**SHORT TASK**
Copy every line of the data that contains the string "ومسلم".

**DATA TO USE**
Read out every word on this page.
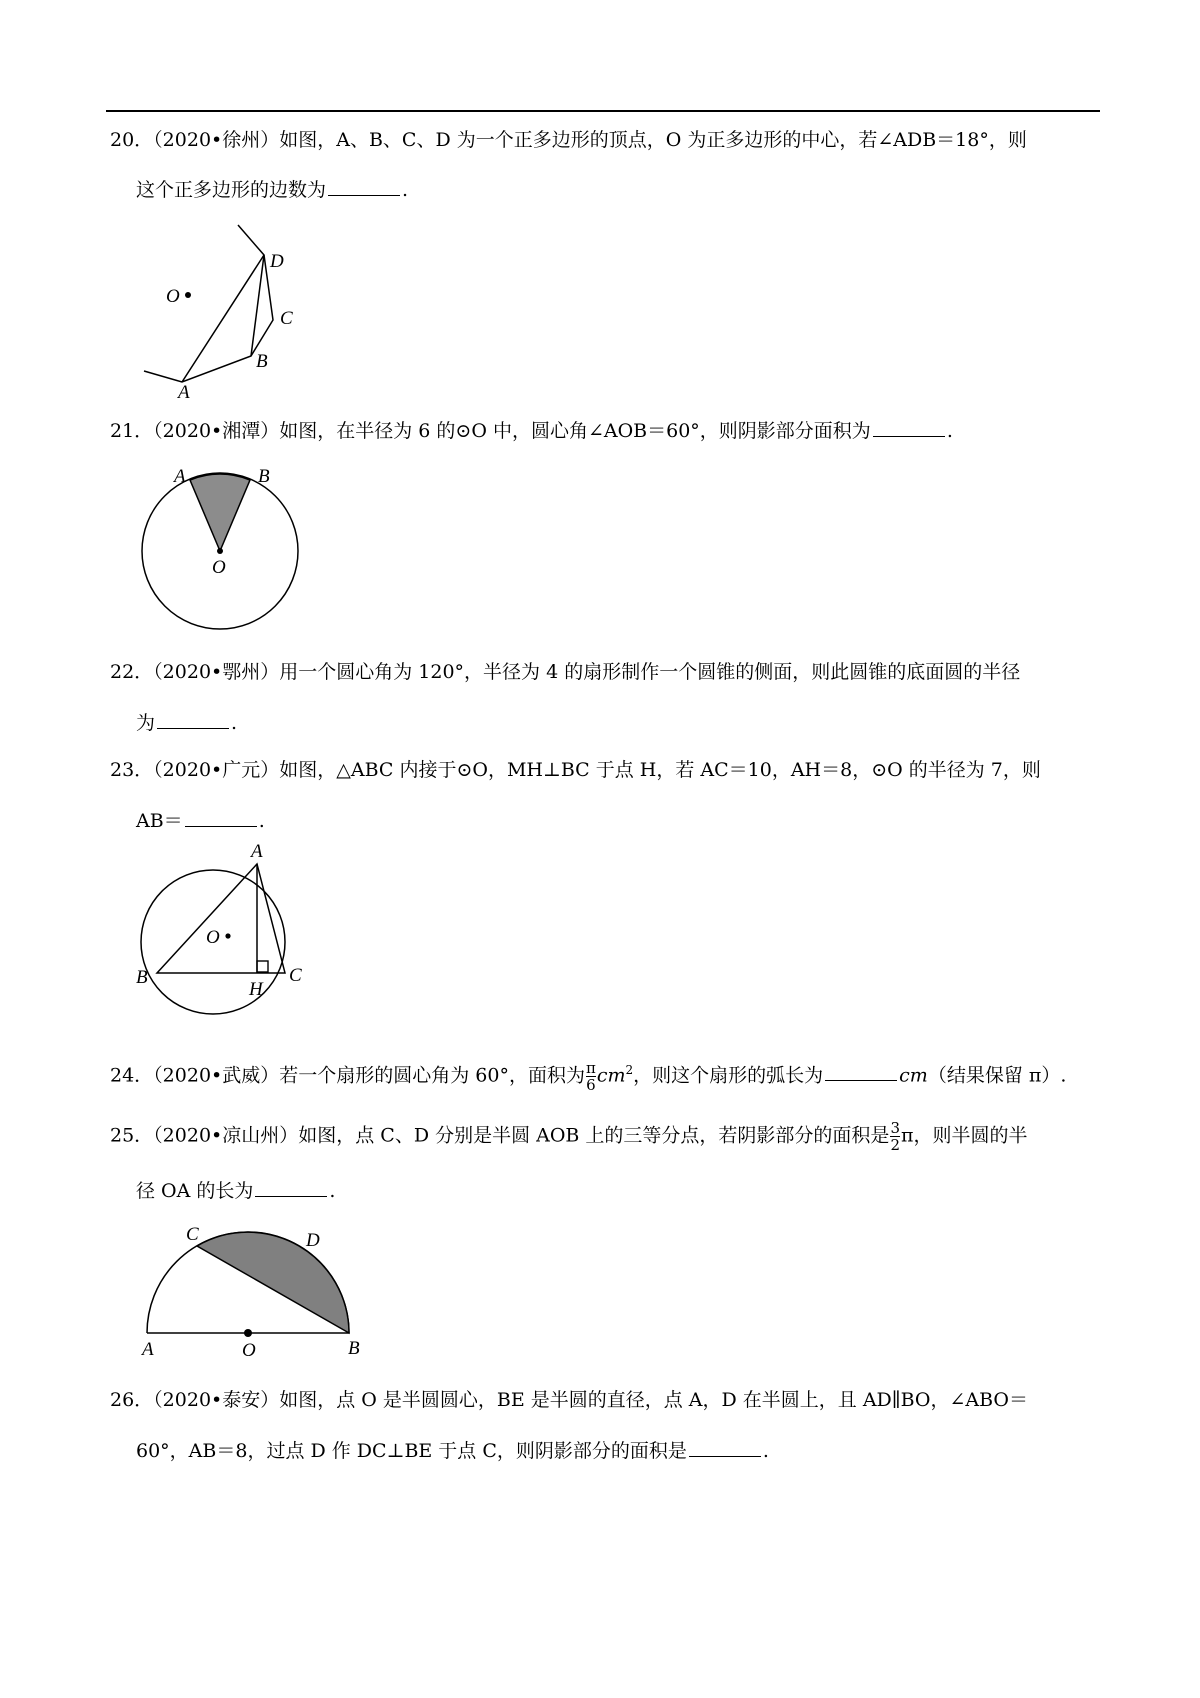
20．（2020•徐州）如图，A、B、C、D 为一个正多边形的顶点，O 为正多边形的中心，若∠ADB＝18°，则
这个正多边形的边数为	.
O
D
C
B
A
21．（2020•湘潭）如图，在半径为 6 的⊙O 中，圆心角∠AOB＝60°，则阴影部分面积为	.
A	B
O
22．（2020•鄂州）用一个圆心角为 120°，半径为 4 的扇形制作一个圆锥的侧面，则此圆锥的底面圆的半径
为	.
23．（2020•广元）如图，△ABC 内接于⊙O，MH⊥BC 于点 H，若 AC＝10，AH＝8，⊙O 的半径为 7，则
AB＝	.
A
O
B
H
C
24．（2020•武威）若一个扇形的圆心角为 60°，面积为 $\frac{\pi}{6} cm^2$，则这个扇形的弧长为	cm（结果保留 π）.
25．（2020•凉山州）如图，点 C、D 分别是半圆 AOB 上的三等分点，若阴影部分的面积是 $\frac{3}{2}$ π，则半圆的半
径 OA 的长为	.
C	D
A	O	B
26．（2020•泰安）如图，点 O 是半圆圆心，BE 是半圆的直径，点 A，D 在半圆上，且 AD∥BO，∠ABO＝
60°，AB＝8，过点 D 作 DC⊥BE 于点 C，则阴影部分的面积是	.
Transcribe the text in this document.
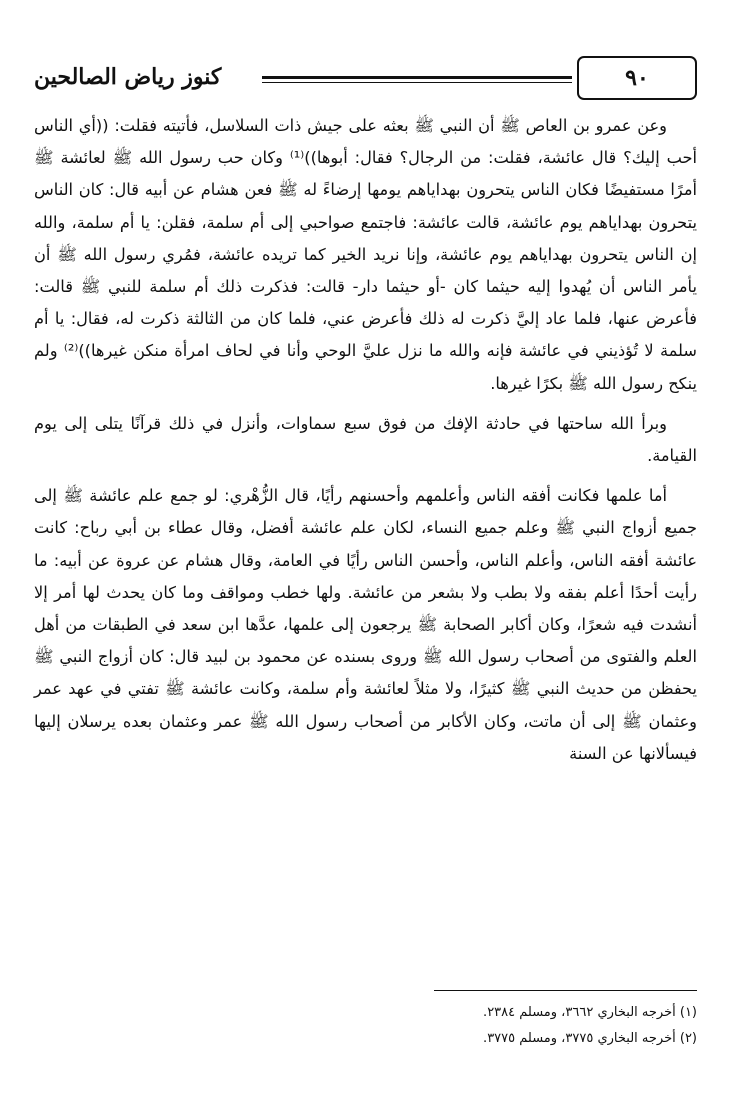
كنوز رياض الصالحين	٩٠

وعن عمرو بن العاص ﷺ أن النبي ﷺ بعثه على جيش ذات السلاسل، فأتيته فقلت: ((أي الناس أحب إليك؟ قال عائشة، فقلت: من الرجال؟ فقال: أبوها))⁽¹⁾ وكان حب رسول الله ﷺ لعائشة ﷺ أمرًا مستفيضًا فكان الناس يتحرون بهداياهم يومها إرضاءً له ﷺ فعن هشام عن أبيه قال: كان الناس يتحرون بهداياهم يوم عائشة، قالت عائشة: فاجتمع صواحبي إلى أم سلمة، فقلن: يا أم سلمة، والله إن الناس يتحرون بهداياهم يوم عائشة، وإنا نريد الخير كما تريده عائشة، فمُري رسول الله ﷺ أن يأمر الناس أن يُهدوا إليه حيثما كان -أو حيثما دار- قالت: فذكرت ذلك أم سلمة للنبي ﷺ قالت: فأعرض عنها، فلما عاد إليَّ ذكرت له ذلك فأعرض عني، فلما كان من الثالثة ذكرت له، فقال: يا أم سلمة لا تُؤذيني في عائشة فإنه والله ما نزل عليَّ الوحي وأنا في لحاف امرأة منكن غيرها))⁽²⁾ ولم ينكح رسول الله ﷺ بكرًا غيرها.

وبرأ الله ساحتها في حادثة الإفك من فوق سبع سماوات، وأنزل في ذلك قرآنًا يتلى إلى يوم القيامة.

أما علمها فكانت أفقه الناس وأعلمهم وأحسنهم رأيًا، قال الزُّهْري: لو جمع علم عائشة ﷺ إلى جميع أزواج النبي ﷺ وعلم جميع النساء، لكان علم عائشة أفضل، وقال عطاء بن أبي رباح: كانت عائشة أفقه الناس، وأعلم الناس، وأحسن الناس رأيًا في العامة، وقال هشام عن عروة عن أبيه: ما رأيت أحدًا أعلم بفقه ولا بطب ولا بشعر من عائشة. ولها خطب ومواقف وما كان يحدث لها أمر إلا أنشدت فيه شعرًا، وكان أكابر الصحابة ﷺ يرجعون إلى علمها، عدَّها ابن سعد في الطبقات من أهل العلم والفتوى من أصحاب رسول الله ﷺ وروى بسنده عن محمود بن لبيد قال: كان أزواج النبي ﷺ يحفظن من حديث النبي ﷺ كثيرًا، ولا مثلاً لعائشة وأم سلمة، وكانت عائشة ﷺ تفتي في عهد عمر وعثمان ﷺ إلى أن ماتت، وكان الأكابر من أصحاب رسول الله ﷺ عمر وعثمان بعده يرسلان إليها فيسألانها عن السنة

(١) أخرجه البخاري ٣٦٦٢، ومسلم ٢٣٨٤.

(٢) أخرجه البخاري ٣٧٧٥، ومسلم ٣٧٧٥.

**THE COMPLETED TASK**
(١) أخرجه البخاري ٣٦٦٢، ومسلم ٢٣٨٤.
(٢) أخرجه البخاري ٣٧٧٥، ومسلم ٣٧٧٥.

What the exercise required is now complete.